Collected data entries

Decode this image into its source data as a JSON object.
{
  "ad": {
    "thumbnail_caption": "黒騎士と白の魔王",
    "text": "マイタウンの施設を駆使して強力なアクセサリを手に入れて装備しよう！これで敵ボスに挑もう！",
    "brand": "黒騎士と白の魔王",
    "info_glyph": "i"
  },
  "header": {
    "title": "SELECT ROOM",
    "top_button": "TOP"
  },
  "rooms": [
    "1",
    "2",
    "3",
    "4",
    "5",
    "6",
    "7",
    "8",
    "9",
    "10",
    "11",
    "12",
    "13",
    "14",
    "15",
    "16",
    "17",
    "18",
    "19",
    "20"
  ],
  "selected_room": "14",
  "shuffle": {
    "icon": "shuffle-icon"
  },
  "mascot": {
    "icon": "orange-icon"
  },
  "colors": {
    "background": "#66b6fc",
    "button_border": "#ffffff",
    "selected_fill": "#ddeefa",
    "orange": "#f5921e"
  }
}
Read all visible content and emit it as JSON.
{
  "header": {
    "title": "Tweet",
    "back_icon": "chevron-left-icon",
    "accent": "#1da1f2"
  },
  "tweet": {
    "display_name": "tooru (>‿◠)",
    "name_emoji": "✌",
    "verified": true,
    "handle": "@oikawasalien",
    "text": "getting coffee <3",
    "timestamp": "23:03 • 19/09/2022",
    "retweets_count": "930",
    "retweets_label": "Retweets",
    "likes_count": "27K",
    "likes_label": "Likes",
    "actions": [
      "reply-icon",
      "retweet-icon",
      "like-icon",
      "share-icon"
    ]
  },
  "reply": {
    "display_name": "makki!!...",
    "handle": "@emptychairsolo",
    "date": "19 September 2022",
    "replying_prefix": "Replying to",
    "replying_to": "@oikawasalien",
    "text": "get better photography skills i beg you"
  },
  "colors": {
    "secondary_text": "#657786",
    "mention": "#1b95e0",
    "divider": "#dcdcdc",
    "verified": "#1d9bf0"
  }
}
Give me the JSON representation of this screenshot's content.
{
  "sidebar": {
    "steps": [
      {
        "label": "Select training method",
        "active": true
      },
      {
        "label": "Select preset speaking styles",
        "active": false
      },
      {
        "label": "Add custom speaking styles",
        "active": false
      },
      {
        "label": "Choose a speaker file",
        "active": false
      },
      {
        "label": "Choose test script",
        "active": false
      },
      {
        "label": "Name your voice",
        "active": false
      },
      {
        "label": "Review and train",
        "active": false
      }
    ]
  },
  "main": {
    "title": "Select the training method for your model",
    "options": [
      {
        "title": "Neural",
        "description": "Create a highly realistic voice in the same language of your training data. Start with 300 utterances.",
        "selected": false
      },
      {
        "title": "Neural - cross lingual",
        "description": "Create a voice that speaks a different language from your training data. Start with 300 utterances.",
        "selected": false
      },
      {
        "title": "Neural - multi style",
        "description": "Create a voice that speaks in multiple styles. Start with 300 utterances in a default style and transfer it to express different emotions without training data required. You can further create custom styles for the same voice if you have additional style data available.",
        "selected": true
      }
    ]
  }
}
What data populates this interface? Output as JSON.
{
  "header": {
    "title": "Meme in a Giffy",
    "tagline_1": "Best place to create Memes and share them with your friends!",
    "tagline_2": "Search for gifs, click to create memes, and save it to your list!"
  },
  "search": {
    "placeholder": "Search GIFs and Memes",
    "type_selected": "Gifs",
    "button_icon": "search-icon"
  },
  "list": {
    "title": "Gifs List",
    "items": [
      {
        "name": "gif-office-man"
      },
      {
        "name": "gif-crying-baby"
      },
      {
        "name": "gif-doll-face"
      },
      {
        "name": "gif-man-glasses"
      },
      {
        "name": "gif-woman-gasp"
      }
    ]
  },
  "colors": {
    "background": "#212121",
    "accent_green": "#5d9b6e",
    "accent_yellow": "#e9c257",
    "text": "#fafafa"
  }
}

#### [Exercise task]
Using the listing above, reproduce each line without omission.

#### [Final result]
Decode this image into its source data as a JSON object.
{
  "ad": {
    "thumbnail_caption": "黒騎士と白の魔王",
    "text": "マイタウンの施設を駆使して強力なアクセサリを手に入れて装備しよう！これで敵ボスに挑もう！",
    "brand": "黒騎士と白の魔王",
    "info_glyph": "i"
  },
  "header": {
    "title": "SELECT ROOM",
    "top_button": "TOP"
  },
  "rooms": [
    "1",
    "2",
    "3",
    "4",
    "5",
    "6",
    "7",
    "8",
    "9",
    "10",
    "11",
    "12",
    "13",
    "14",
    "15",
    "16",
    "17",
    "18",
    "19",
    "20"
  ],
  "selected_room": "14",
  "shuffle": {
    "icon": "shuffle-icon"
  },
  "mascot": {
    "icon": "orange-icon"
  },
  "colors": {
    "background": "#66b6fc",
    "button_border": "#ffffff",
    "selected_fill": "#ddeefa",
    "orange": "#f5921e"
  }
}
Read all visible content and emit it as JSON.
{
  "header": {
    "title": "Tweet",
    "back_icon": "chevron-left-icon",
    "accent": "#1da1f2"
  },
  "tweet": {
    "display_name": "tooru (>‿◠)",
    "name_emoji": "✌",
    "verified": true,
    "handle": "@oikawasalien",
    "text": "getting coffee <3",
    "timestamp": "23:03 • 19/09/2022",
    "retweets_count": "930",
    "retweets_label": "Retweets",
    "likes_count": "27K",
    "likes_label": "Likes",
    "actions": [
      "reply-icon",
      "retweet-icon",
      "like-icon",
      "share-icon"
    ]
  },
  "reply": {
    "display_name": "makki!!...",
    "handle": "@emptychairsolo",
    "date": "19 September 2022",
    "replying_prefix": "Replying to",
    "replying_to": "@oikawasalien",
    "text": "get better photography skills i beg you"
  },
  "colors": {
    "secondary_text": "#657786",
    "mention": "#1b95e0",
    "divider": "#dcdcdc",
    "verified": "#1d9bf0"
  }
}
Give me the JSON representation of this screenshot's content.
{
  "sidebar": {
    "steps": [
      {
        "label": "Select training method",
        "active": true
      },
      {
        "label": "Select preset speaking styles",
        "active": false
      },
      {
        "label": "Add custom speaking styles",
        "active": false
      },
      {
        "label": "Choose a speaker file",
        "active": false
      },
      {
        "label": "Choose test script",
        "active": false
      },
      {
        "label": "Name your voice",
        "active": false
      },
      {
        "label": "Review and train",
        "active": false
      }
    ]
  },
  "main": {
    "title": "Select the training method for your model",
    "options": [
      {
        "title": "Neural",
        "description": "Create a highly realistic voice in the same language of your training data. Start with 300 utterances.",
        "selected": false
      },
      {
        "title": "Neural - cross lingual",
        "description": "Create a voice that speaks a different language from your training data. Start with 300 utterances.",
        "selected": false
      },
      {
        "title": "Neural - multi style",
        "description": "Create a voice that speaks in multiple styles. Start with 300 utterances in a default style and transfer it to express different emotions without training data required. You can further create custom styles for the same voice if you have additional style data available.",
        "selected": true
      }
    ]
  }
}
What data populates this interface? Output as JSON.
{
  "header": {
    "title": "Meme in a Giffy",
    "tagline_1": "Best place to create Memes and share them with your friends!",
    "tagline_2": "Search for gifs, click to create memes, and save it to your list!"
  },
  "search": {
    "placeholder": "Search GIFs and Memes",
    "type_selected": "Gifs",
    "button_icon": "search-icon"
  },
  "list": {
    "title": "Gifs List",
    "items": [
      {
        "name": "gif-office-man"
      },
      {
        "name": "gif-crying-baby"
      },
      {
        "name": "gif-doll-face"
      },
      {
        "name": "gif-man-glasses"
      },
      {
        "name": "gif-woman-gasp"
      }
    ]
  },
  "colors": {
    "background": "#212121",
    "accent_green": "#5d9b6e",
    "accent_yellow": "#e9c257",
    "text": "#fafafa"
  }
}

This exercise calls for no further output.